RECORDS SHOWN: Begin

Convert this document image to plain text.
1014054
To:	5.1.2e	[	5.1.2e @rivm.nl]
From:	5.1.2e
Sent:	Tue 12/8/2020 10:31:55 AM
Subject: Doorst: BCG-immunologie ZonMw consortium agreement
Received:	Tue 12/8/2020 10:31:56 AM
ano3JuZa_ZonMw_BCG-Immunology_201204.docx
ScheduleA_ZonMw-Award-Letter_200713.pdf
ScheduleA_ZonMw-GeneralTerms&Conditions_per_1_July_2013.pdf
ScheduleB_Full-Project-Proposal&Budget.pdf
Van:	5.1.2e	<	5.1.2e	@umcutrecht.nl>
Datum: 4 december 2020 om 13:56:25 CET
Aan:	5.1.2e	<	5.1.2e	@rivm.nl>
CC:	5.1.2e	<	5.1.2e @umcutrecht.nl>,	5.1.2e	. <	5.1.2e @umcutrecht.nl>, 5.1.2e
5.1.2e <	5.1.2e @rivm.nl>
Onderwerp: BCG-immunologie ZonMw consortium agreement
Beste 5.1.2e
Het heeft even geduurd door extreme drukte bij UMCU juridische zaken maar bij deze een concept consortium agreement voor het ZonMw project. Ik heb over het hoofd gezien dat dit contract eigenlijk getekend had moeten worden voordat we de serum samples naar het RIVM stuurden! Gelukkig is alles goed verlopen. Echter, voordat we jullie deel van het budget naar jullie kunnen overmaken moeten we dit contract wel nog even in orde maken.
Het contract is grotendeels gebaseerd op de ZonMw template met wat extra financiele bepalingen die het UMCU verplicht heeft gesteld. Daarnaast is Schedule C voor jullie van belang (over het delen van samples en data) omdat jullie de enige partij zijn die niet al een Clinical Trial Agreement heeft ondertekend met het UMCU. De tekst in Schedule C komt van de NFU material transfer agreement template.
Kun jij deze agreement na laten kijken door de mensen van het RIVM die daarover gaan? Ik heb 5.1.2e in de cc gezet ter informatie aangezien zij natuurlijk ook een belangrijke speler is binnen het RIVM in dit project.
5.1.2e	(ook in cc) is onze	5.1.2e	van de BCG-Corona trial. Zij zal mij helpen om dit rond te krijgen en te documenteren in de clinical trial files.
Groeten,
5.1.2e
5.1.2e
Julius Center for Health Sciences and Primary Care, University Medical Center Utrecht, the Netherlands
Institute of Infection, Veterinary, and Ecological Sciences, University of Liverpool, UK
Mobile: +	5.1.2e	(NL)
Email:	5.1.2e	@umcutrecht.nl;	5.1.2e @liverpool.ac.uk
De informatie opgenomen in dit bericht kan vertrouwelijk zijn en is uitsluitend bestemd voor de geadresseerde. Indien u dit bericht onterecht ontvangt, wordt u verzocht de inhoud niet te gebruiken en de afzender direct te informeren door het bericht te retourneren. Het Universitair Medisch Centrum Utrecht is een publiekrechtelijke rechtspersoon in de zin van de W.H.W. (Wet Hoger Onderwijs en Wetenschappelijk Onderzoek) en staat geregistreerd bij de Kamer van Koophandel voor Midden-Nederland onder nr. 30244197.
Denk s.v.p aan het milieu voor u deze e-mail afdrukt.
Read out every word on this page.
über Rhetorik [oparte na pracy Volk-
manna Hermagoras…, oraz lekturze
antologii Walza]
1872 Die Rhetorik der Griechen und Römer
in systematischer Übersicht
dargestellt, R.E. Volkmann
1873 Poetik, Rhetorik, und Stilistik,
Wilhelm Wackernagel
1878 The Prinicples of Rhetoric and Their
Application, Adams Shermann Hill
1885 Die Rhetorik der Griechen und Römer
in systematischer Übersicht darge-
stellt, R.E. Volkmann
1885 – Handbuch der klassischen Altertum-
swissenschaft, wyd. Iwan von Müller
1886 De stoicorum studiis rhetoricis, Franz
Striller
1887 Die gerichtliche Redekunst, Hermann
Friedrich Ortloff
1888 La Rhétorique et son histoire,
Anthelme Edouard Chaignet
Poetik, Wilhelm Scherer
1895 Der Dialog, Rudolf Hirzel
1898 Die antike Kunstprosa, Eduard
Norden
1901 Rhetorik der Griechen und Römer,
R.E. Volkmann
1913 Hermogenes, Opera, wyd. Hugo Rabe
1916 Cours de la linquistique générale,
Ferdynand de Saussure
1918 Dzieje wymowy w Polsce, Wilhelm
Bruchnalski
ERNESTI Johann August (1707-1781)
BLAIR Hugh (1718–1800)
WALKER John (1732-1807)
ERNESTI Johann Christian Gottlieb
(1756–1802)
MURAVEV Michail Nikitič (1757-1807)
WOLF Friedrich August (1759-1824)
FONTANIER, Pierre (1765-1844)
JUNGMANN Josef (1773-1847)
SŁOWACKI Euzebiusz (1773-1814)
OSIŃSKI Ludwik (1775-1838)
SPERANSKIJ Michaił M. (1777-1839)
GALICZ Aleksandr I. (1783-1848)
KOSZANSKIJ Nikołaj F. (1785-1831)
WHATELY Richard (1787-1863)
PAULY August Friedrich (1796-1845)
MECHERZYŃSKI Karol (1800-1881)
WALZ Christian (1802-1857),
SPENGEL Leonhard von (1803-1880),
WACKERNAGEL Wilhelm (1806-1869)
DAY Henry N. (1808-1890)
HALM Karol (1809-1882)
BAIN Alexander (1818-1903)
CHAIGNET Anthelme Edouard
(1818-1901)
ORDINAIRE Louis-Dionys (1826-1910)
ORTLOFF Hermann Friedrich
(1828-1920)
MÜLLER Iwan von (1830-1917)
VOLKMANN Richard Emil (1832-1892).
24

RECORDS SHOWN: End

WORK TO COMPLETE:
Please repeat the listing exactly, with nothing left out.

EXERCISE SOLUTION:
Convert this document image to plain text.
1014054
To:	5.1.2e	[	5.1.2e @rivm.nl]
From:	5.1.2e
Sent:	Tue 12/8/2020 10:31:55 AM
Subject: Doorst: BCG-immunologie ZonMw consortium agreement
Received:	Tue 12/8/2020 10:31:56 AM
ano3JuZa_ZonMw_BCG-Immunology_201204.docx
ScheduleA_ZonMw-Award-Letter_200713.pdf
ScheduleA_ZonMw-GeneralTerms&Conditions_per_1_July_2013.pdf
ScheduleB_Full-Project-Proposal&Budget.pdf
Van:	5.1.2e	<	5.1.2e	@umcutrecht.nl>
Datum: 4 december 2020 om 13:56:25 CET
Aan:	5.1.2e	<	5.1.2e	@rivm.nl>
CC:	5.1.2e	<	5.1.2e @umcutrecht.nl>,	5.1.2e	. <	5.1.2e @umcutrecht.nl>, 5.1.2e
5.1.2e <	5.1.2e @rivm.nl>
Onderwerp: BCG-immunologie ZonMw consortium agreement
Beste 5.1.2e
Het heeft even geduurd door extreme drukte bij UMCU juridische zaken maar bij deze een concept consortium agreement voor het ZonMw project. Ik heb over het hoofd gezien dat dit contract eigenlijk getekend had moeten worden voordat we de serum samples naar het RIVM stuurden! Gelukkig is alles goed verlopen. Echter, voordat we jullie deel van het budget naar jullie kunnen overmaken moeten we dit contract wel nog even in orde maken.
Het contract is grotendeels gebaseerd op de ZonMw template met wat extra financiele bepalingen die het UMCU verplicht heeft gesteld. Daarnaast is Schedule C voor jullie van belang (over het delen van samples en data) omdat jullie de enige partij zijn die niet al een Clinical Trial Agreement heeft ondertekend met het UMCU. De tekst in Schedule C komt van de NFU material transfer agreement template.
Kun jij deze agreement na laten kijken door de mensen van het RIVM die daarover gaan? Ik heb 5.1.2e in de cc gezet ter informatie aangezien zij natuurlijk ook een belangrijke speler is binnen het RIVM in dit project.
5.1.2e	(ook in cc) is onze	5.1.2e	van de BCG-Corona trial. Zij zal mij helpen om dit rond te krijgen en te documenteren in de clinical trial files.
Groeten,
5.1.2e
5.1.2e
Julius Center for Health Sciences and Primary Care, University Medical Center Utrecht, the Netherlands
Institute of Infection, Veterinary, and Ecological Sciences, University of Liverpool, UK
Mobile: +	5.1.2e	(NL)
Email:	5.1.2e	@umcutrecht.nl;	5.1.2e @liverpool.ac.uk
De informatie opgenomen in dit bericht kan vertrouwelijk zijn en is uitsluitend bestemd voor de geadresseerde. Indien u dit bericht onterecht ontvangt, wordt u verzocht de inhoud niet te gebruiken en de afzender direct te informeren door het bericht te retourneren. Het Universitair Medisch Centrum Utrecht is een publiekrechtelijke rechtspersoon in de zin van de W.H.W. (Wet Hoger Onderwijs en Wetenschappelijk Onderzoek) en staat geregistreerd bij de Kamer van Koophandel voor Midden-Nederland onder nr. 30244197.
Denk s.v.p aan het milieu voor u deze e-mail afdrukt.
Read out every word on this page.
über Rhetorik [oparte na pracy Volk-
manna Hermagoras…, oraz lekturze
antologii Walza]
1872 Die Rhetorik der Griechen und Römer
in systematischer Übersicht
dargestellt, R.E. Volkmann
1873 Poetik, Rhetorik, und Stilistik,
Wilhelm Wackernagel
1878 The Prinicples of Rhetoric and Their
Application, Adams Shermann Hill
1885 Die Rhetorik der Griechen und Römer
in systematischer Übersicht darge-
stellt, R.E. Volkmann
1885 – Handbuch der klassischen Altertum-
swissenschaft, wyd. Iwan von Müller
1886 De stoicorum studiis rhetoricis, Franz
Striller
1887 Die gerichtliche Redekunst, Hermann
Friedrich Ortloff
1888 La Rhétorique et son histoire,
Anthelme Edouard Chaignet
Poetik, Wilhelm Scherer
1895 Der Dialog, Rudolf Hirzel
1898 Die antike Kunstprosa, Eduard
Norden
1901 Rhetorik der Griechen und Römer,
R.E. Volkmann
1913 Hermogenes, Opera, wyd. Hugo Rabe
1916 Cours de la linquistique générale,
Ferdynand de Saussure
1918 Dzieje wymowy w Polsce, Wilhelm
Bruchnalski
ERNESTI Johann August (1707-1781)
BLAIR Hugh (1718–1800)
WALKER John (1732-1807)
ERNESTI Johann Christian Gottlieb
(1756–1802)
MURAVEV Michail Nikitič (1757-1807)
WOLF Friedrich August (1759-1824)
FONTANIER, Pierre (1765-1844)
JUNGMANN Josef (1773-1847)
SŁOWACKI Euzebiusz (1773-1814)
OSIŃSKI Ludwik (1775-1838)
SPERANSKIJ Michaił M. (1777-1839)
GALICZ Aleksandr I. (1783-1848)
KOSZANSKIJ Nikołaj F. (1785-1831)
WHATELY Richard (1787-1863)
PAULY August Friedrich (1796-1845)
MECHERZYŃSKI Karol (1800-1881)
WALZ Christian (1802-1857),
SPENGEL Leonhard von (1803-1880),
WACKERNAGEL Wilhelm (1806-1869)
DAY Henry N. (1808-1890)
HALM Karol (1809-1882)
BAIN Alexander (1818-1903)
CHAIGNET Anthelme Edouard
(1818-1901)
ORDINAIRE Louis-Dionys (1826-1910)
ORTLOFF Hermann Friedrich
(1828-1920)
MÜLLER Iwan von (1830-1917)
VOLKMANN Richard Emil (1832-1892).
24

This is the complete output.